DIRECTION — Your task is to copy every line of the records below that contains "Protected".

(Rows from a figure dataset)
#####

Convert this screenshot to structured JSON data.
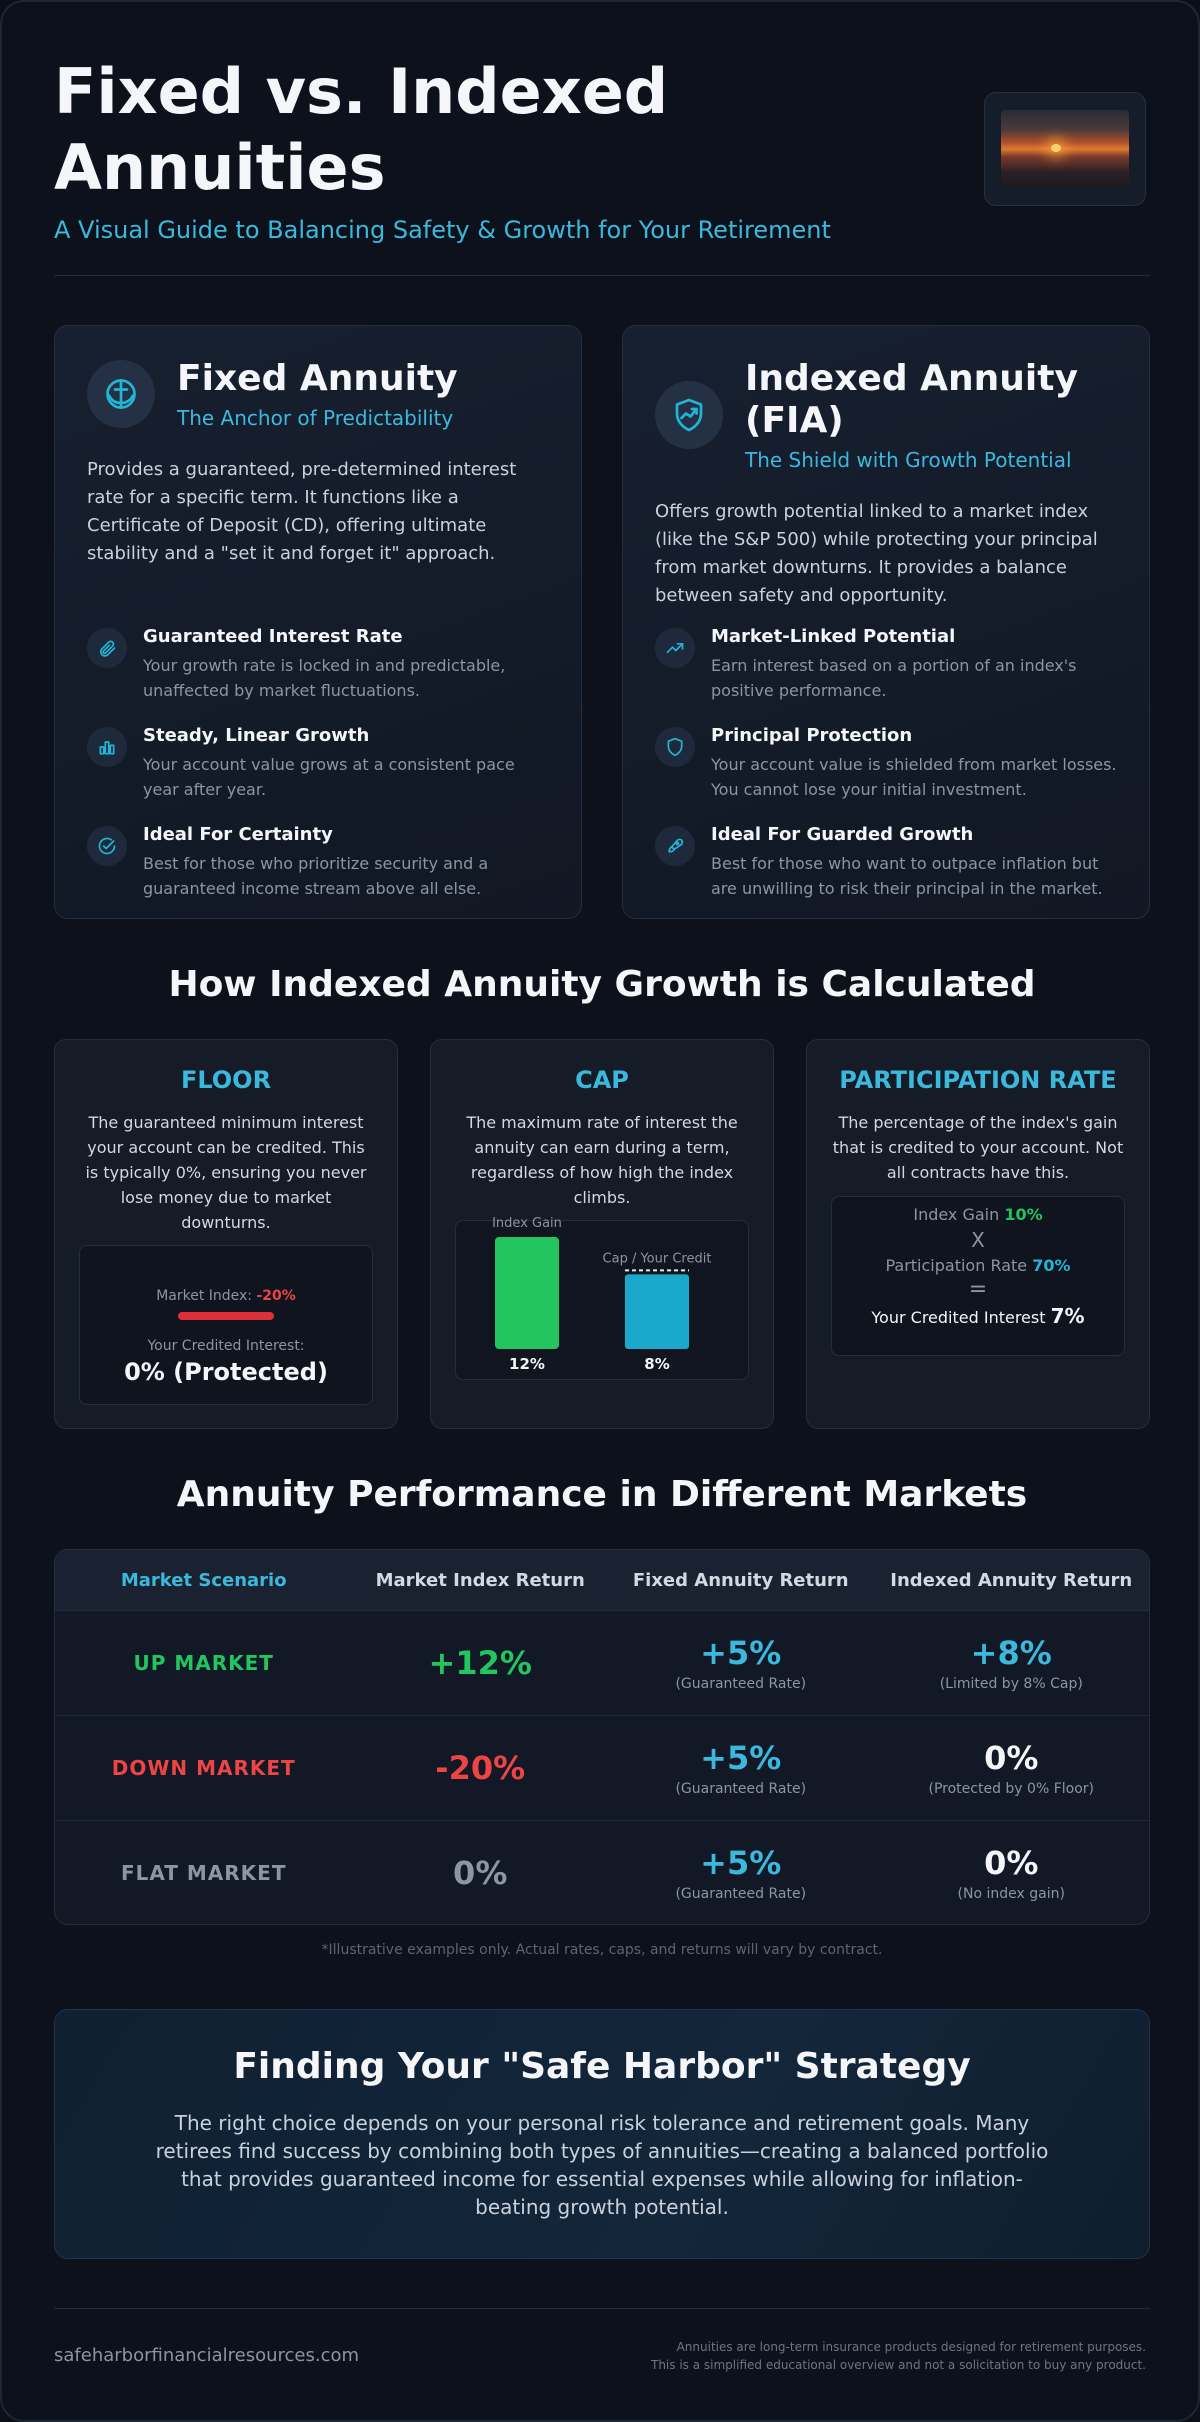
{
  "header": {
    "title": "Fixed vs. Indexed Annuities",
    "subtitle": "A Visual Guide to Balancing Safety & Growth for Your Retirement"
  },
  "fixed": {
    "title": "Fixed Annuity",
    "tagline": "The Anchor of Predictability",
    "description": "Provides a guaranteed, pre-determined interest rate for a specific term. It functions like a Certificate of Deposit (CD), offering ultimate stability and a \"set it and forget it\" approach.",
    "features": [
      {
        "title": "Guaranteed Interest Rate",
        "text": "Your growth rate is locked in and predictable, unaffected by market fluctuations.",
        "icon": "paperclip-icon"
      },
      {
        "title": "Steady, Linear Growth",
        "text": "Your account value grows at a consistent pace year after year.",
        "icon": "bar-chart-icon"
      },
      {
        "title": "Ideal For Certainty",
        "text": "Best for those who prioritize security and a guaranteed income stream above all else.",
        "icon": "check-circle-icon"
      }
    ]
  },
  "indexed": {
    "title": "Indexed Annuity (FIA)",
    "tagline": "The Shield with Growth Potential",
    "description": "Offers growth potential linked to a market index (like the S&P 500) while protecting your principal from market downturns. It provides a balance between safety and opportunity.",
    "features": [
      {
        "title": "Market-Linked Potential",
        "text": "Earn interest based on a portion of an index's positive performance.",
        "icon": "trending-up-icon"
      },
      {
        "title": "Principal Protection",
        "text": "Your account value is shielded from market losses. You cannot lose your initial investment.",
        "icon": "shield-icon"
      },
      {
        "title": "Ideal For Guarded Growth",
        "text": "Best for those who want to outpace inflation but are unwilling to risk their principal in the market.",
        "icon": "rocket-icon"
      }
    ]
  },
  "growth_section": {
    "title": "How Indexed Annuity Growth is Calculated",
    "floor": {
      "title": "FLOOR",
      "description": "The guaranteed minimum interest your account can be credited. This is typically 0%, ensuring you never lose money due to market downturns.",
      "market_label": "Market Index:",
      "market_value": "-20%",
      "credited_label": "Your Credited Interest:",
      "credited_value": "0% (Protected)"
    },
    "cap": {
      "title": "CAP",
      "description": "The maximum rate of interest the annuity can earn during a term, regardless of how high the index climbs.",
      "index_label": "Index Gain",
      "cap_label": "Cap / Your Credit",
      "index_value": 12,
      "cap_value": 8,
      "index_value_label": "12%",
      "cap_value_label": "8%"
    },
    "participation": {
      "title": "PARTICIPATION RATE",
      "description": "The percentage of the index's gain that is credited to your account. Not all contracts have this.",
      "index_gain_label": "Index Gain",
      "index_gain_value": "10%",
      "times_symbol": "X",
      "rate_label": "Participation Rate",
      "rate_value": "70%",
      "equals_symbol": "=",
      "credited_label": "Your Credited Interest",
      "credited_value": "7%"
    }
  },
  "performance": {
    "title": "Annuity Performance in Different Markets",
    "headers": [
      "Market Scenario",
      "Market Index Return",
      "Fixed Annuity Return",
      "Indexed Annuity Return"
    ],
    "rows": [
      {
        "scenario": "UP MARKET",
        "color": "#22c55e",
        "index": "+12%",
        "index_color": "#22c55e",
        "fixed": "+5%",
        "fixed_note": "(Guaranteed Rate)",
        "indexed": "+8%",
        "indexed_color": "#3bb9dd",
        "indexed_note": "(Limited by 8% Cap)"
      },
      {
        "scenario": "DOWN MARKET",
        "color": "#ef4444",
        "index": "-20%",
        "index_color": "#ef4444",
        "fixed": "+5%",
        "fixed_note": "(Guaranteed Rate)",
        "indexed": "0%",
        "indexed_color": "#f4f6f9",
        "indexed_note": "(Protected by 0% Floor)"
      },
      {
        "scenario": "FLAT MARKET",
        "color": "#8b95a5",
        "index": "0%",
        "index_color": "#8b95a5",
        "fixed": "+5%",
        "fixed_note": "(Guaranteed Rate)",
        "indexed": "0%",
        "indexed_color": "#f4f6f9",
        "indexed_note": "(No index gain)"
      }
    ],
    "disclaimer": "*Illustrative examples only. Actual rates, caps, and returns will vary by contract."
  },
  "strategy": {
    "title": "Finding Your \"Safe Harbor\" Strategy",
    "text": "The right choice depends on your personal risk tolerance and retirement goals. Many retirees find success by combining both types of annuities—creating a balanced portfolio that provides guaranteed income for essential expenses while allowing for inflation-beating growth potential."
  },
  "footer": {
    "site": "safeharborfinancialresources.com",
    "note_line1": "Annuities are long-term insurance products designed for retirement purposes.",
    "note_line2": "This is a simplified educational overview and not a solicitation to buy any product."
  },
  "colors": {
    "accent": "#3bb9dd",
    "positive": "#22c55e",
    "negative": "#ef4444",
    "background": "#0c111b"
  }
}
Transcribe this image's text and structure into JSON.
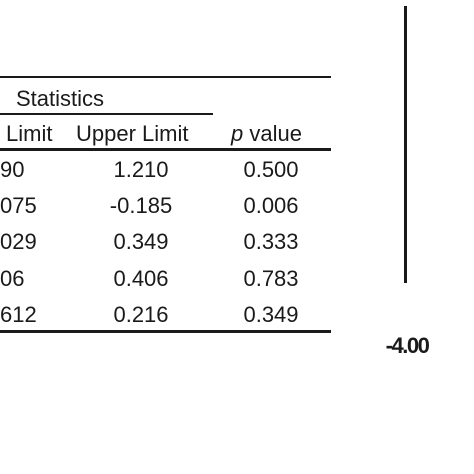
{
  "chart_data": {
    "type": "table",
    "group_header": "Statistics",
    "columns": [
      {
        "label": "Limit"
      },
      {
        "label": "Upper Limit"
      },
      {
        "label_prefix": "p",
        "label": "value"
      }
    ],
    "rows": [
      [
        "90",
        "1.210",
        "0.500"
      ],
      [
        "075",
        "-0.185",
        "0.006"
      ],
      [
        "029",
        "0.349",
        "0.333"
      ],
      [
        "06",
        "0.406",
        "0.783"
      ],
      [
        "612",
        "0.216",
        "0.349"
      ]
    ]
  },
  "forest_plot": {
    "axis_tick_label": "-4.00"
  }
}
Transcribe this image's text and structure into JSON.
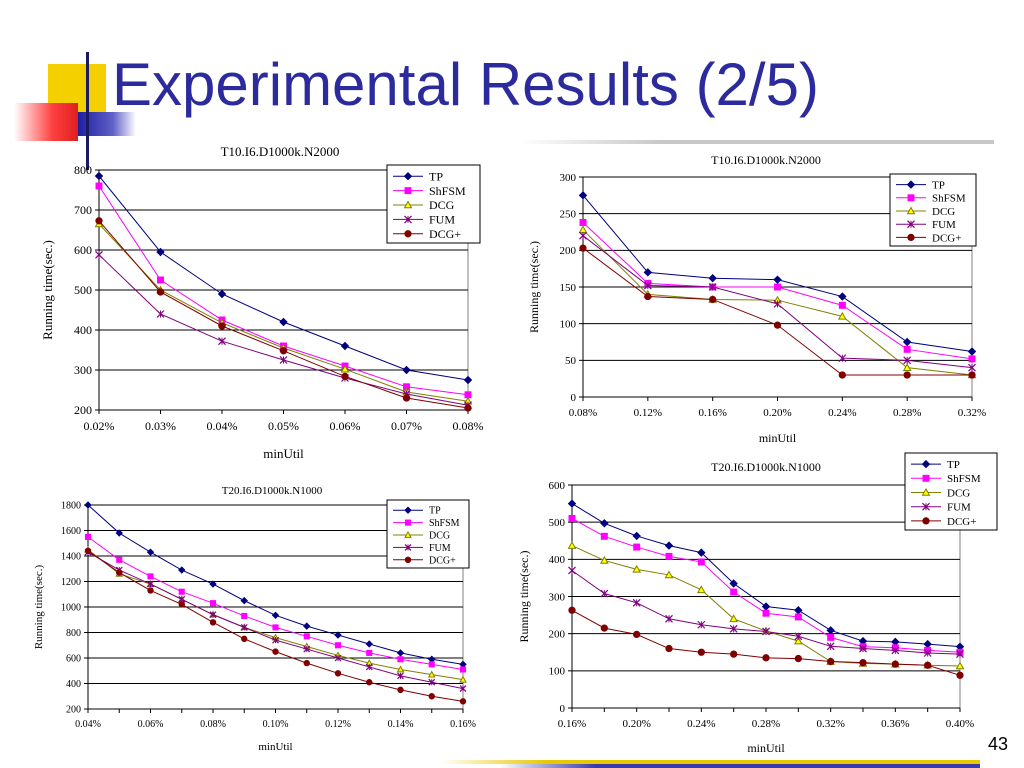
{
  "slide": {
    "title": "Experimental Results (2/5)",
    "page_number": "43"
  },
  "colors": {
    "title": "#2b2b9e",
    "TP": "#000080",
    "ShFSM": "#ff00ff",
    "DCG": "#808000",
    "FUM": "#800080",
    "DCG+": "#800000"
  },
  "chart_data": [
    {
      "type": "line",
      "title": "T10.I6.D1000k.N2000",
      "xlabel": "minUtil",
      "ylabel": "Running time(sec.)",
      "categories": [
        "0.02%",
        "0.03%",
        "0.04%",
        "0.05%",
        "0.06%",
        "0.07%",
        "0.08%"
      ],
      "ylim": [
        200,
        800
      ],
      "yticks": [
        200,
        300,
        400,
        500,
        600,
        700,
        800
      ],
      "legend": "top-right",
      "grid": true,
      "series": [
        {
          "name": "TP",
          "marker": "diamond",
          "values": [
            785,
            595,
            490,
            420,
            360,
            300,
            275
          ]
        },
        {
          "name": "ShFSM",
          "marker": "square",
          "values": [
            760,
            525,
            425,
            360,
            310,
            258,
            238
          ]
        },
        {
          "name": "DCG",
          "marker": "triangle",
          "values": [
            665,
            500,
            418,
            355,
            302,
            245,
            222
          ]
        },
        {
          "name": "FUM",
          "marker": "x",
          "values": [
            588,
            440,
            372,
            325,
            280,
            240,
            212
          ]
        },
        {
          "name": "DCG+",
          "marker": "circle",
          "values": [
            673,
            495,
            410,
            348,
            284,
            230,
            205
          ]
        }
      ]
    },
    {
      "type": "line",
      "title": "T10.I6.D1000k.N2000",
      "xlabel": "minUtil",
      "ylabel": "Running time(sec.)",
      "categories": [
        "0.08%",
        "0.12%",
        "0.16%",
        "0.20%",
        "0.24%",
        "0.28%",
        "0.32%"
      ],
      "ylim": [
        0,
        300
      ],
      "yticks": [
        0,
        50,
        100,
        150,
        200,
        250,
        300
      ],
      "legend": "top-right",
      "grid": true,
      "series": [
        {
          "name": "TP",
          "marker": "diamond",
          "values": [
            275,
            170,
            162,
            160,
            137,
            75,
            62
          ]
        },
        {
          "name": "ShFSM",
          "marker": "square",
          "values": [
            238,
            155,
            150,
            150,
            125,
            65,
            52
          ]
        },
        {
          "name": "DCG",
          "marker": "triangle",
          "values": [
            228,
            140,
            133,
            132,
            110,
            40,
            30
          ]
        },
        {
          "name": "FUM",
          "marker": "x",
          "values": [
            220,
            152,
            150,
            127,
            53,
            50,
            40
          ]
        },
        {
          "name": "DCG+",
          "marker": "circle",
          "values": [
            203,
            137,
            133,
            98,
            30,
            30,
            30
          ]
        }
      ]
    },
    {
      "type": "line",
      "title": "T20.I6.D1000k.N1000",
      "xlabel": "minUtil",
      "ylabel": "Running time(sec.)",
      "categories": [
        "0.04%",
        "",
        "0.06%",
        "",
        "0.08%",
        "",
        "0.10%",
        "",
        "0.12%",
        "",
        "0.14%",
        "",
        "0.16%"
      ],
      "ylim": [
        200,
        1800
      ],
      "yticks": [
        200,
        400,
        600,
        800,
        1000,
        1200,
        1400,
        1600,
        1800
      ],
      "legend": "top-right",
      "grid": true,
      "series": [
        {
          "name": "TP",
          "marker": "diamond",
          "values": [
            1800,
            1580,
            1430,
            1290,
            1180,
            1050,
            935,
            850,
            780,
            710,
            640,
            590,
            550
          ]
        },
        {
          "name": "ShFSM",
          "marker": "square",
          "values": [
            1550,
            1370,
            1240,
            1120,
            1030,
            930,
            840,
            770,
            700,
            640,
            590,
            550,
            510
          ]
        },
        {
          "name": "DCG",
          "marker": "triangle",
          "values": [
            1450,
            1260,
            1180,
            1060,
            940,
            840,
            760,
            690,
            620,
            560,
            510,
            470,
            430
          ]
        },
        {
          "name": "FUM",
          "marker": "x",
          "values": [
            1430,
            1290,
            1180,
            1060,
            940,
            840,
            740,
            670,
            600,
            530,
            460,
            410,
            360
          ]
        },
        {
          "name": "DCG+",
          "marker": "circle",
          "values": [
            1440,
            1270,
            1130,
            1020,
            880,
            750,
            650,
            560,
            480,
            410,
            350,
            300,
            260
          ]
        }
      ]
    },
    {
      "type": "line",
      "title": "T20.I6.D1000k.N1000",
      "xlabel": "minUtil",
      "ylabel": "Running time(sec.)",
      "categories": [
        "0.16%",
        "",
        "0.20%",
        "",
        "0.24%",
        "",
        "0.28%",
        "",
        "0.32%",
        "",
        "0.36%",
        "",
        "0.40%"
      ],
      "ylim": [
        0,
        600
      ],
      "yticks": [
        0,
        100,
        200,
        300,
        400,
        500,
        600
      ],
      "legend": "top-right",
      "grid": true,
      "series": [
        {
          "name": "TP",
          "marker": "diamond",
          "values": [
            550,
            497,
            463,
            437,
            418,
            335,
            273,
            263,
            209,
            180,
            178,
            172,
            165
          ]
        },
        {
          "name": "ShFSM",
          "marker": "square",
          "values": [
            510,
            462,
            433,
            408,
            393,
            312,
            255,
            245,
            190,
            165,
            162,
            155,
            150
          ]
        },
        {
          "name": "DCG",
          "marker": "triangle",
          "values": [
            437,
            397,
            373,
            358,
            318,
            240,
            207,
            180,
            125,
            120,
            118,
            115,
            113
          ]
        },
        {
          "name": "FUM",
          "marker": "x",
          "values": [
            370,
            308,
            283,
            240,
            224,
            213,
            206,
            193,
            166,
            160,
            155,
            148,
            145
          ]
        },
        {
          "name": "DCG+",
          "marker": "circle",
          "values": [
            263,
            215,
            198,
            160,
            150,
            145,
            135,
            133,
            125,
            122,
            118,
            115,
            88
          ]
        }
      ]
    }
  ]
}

#####

COMPLETE ANSWER —
      "credited_value": "0% (Protected)"
        "indexed_note": "(Protected by 0% Floor)"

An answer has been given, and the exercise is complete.